Output the data without changes, starting at the line containing "Give me the" and ending at the line containing "127, 969, 159]", with both of those lines included.

**Given records:**
-*-

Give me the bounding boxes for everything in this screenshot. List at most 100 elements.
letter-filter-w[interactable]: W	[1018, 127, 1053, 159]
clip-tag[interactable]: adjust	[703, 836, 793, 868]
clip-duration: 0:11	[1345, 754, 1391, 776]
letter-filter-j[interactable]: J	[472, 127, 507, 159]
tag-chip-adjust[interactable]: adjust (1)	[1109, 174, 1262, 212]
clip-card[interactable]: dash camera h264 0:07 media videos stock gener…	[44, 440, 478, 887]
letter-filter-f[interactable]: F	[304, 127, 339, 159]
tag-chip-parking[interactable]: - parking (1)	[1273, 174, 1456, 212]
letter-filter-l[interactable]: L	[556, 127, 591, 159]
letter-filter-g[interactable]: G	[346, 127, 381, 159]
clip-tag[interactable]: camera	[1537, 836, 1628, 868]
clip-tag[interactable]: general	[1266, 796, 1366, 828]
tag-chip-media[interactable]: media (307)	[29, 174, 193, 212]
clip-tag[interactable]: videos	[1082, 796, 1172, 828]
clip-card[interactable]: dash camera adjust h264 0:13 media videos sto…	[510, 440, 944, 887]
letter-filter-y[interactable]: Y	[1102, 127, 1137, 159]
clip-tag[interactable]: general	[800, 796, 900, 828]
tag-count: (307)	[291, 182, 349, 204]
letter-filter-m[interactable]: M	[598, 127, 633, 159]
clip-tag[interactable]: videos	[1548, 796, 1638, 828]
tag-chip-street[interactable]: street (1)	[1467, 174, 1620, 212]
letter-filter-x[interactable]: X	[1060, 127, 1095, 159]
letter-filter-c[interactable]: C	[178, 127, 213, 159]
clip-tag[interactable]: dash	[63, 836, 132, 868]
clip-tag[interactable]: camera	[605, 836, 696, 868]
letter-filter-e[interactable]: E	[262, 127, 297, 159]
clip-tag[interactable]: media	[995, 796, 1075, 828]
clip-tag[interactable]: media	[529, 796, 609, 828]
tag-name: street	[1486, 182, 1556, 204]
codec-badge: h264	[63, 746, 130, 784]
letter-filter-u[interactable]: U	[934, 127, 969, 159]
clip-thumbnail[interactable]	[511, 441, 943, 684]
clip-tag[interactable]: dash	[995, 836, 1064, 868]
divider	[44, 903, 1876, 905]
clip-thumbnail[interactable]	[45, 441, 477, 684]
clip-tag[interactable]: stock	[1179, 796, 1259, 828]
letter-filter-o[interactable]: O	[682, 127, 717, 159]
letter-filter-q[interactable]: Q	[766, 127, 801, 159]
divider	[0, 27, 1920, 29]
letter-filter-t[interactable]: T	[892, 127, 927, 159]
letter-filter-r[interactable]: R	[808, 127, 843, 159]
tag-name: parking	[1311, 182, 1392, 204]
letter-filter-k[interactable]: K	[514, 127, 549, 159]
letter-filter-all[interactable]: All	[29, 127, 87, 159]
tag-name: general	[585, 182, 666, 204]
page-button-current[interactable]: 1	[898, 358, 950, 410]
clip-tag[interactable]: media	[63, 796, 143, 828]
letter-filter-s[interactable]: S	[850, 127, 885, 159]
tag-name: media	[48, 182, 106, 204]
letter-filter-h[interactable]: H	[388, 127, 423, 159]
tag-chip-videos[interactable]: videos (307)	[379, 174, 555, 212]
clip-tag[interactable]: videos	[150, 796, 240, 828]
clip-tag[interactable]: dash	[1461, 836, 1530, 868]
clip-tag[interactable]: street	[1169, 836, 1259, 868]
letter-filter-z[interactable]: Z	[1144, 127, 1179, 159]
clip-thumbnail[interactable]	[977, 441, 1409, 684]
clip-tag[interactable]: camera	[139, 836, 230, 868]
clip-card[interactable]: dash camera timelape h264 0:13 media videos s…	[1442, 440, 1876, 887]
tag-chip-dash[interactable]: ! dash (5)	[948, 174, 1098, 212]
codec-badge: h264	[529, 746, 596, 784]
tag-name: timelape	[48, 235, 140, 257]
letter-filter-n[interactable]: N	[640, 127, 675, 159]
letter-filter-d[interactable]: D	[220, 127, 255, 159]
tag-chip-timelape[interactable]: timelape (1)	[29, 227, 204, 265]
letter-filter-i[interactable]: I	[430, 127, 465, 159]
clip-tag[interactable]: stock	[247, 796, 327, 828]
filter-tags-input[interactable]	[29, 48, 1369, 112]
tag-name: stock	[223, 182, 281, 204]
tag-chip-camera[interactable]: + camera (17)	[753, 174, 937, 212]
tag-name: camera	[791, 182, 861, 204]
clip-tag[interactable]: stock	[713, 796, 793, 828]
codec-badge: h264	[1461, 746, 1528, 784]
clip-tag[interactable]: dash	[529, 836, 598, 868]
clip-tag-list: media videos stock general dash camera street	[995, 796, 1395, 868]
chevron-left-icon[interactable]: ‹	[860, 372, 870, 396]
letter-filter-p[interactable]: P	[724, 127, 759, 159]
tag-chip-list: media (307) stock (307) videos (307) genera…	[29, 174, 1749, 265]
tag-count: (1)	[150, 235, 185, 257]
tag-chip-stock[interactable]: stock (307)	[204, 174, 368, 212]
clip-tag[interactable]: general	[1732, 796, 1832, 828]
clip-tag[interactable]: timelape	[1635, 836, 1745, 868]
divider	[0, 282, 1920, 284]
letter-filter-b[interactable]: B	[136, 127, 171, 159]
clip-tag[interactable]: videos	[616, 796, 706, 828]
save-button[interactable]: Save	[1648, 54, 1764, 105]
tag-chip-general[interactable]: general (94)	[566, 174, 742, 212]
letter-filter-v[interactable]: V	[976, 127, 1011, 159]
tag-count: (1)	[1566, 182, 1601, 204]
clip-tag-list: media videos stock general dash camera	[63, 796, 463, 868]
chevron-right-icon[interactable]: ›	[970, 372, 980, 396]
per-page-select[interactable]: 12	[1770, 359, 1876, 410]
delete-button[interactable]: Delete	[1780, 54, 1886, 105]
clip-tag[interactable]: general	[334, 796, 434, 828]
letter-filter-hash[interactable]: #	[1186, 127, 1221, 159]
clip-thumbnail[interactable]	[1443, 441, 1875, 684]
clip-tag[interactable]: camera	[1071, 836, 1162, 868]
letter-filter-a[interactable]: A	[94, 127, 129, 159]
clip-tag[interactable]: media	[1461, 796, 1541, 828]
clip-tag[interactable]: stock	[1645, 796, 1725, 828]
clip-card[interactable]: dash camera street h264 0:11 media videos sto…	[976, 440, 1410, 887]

-*-

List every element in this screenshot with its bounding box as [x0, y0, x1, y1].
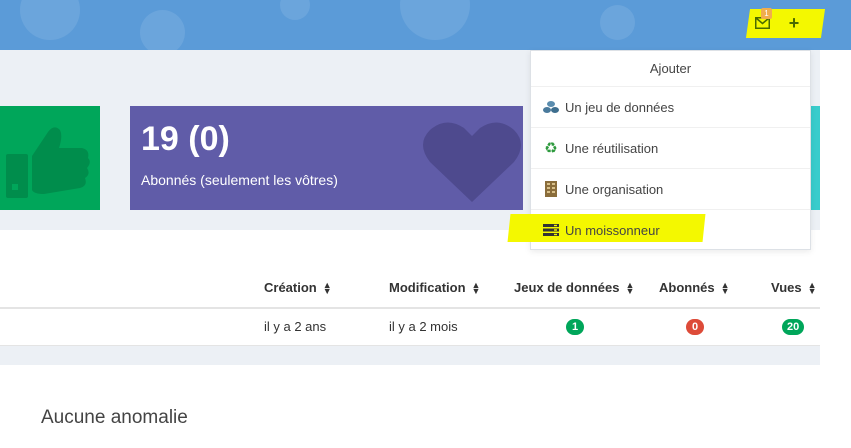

-*-

**Full output:**
Give me the bounding boxes for everything in this screenshot. List at most 100 elements.
letter-filter-w[interactable]: W	[1018, 127, 1053, 159]
clip-tag[interactable]: adjust	[703, 836, 793, 868]
clip-duration: 0:11	[1345, 754, 1391, 776]
letter-filter-j[interactable]: J	[472, 127, 507, 159]
tag-chip-adjust[interactable]: adjust (1)	[1109, 174, 1262, 212]
clip-card[interactable]: dash camera h264 0:07 media videos stock gener…	[44, 440, 478, 887]
letter-filter-f[interactable]: F	[304, 127, 339, 159]
tag-chip-parking[interactable]: - parking (1)	[1273, 174, 1456, 212]
letter-filter-l[interactable]: L	[556, 127, 591, 159]
letter-filter-g[interactable]: G	[346, 127, 381, 159]
clip-tag[interactable]: camera	[1537, 836, 1628, 868]
clip-tag[interactable]: general	[1266, 796, 1366, 828]
tag-chip-media[interactable]: media (307)	[29, 174, 193, 212]
clip-tag[interactable]: videos	[1082, 796, 1172, 828]
clip-card[interactable]: dash camera adjust h264 0:13 media videos sto…	[510, 440, 944, 887]
letter-filter-y[interactable]: Y	[1102, 127, 1137, 159]
clip-tag[interactable]: general	[800, 796, 900, 828]
tag-count: (307)	[291, 182, 349, 204]
letter-filter-m[interactable]: M	[598, 127, 633, 159]
clip-tag[interactable]: videos	[1548, 796, 1638, 828]
tag-chip-street[interactable]: street (1)	[1467, 174, 1620, 212]
letter-filter-x[interactable]: X	[1060, 127, 1095, 159]
letter-filter-c[interactable]: C	[178, 127, 213, 159]
clip-tag[interactable]: dash	[63, 836, 132, 868]
clip-tag[interactable]: camera	[605, 836, 696, 868]
letter-filter-e[interactable]: E	[262, 127, 297, 159]
clip-tag[interactable]: media	[995, 796, 1075, 828]
clip-tag[interactable]: media	[529, 796, 609, 828]
tag-name: street	[1486, 182, 1556, 204]
codec-badge: h264	[63, 746, 130, 784]
letter-filter-u[interactable]: U	[934, 127, 969, 159]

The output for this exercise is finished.